● Task description:
Which lines contain the word "other"? Return each of them as written.

● Source records:
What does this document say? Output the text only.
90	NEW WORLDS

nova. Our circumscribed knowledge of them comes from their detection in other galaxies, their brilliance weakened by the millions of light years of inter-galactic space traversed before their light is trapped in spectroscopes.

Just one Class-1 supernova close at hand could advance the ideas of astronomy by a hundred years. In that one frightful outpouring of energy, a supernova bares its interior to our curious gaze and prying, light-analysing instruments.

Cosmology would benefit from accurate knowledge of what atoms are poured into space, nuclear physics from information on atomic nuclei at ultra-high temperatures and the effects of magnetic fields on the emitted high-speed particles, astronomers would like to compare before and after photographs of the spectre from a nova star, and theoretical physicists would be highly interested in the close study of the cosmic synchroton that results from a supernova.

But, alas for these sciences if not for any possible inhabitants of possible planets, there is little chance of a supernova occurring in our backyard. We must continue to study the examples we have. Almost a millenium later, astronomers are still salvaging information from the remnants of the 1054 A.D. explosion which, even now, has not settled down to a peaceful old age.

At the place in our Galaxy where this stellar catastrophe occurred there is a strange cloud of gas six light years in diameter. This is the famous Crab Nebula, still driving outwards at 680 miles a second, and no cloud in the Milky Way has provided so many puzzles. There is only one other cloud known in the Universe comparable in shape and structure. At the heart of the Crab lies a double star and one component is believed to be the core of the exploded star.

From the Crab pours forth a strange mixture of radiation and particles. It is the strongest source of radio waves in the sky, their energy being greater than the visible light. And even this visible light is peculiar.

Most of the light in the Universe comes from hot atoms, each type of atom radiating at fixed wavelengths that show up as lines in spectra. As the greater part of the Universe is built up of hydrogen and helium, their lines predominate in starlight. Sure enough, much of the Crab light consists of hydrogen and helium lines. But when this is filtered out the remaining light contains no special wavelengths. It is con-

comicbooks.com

● The completed task:
nova. Our circumscribed knowledge of them comes from their detection in other galaxies, their brilliance weakened by the millions of light years of inter-galactic space traversed before their light is trapped in spectroscopes.
At the place in our Galaxy where this stellar catastrophe occurred there is a strange cloud of gas six light years in diameter. This is the famous Crab Nebula, still driving outwards at 680 miles a second, and no cloud in the Milky Way has provided so many puzzles. There is only one other cloud known in the Universe comparable in shape and structure. At the heart of the Crab lies a double star and one component is believed to be the core of the exploded star.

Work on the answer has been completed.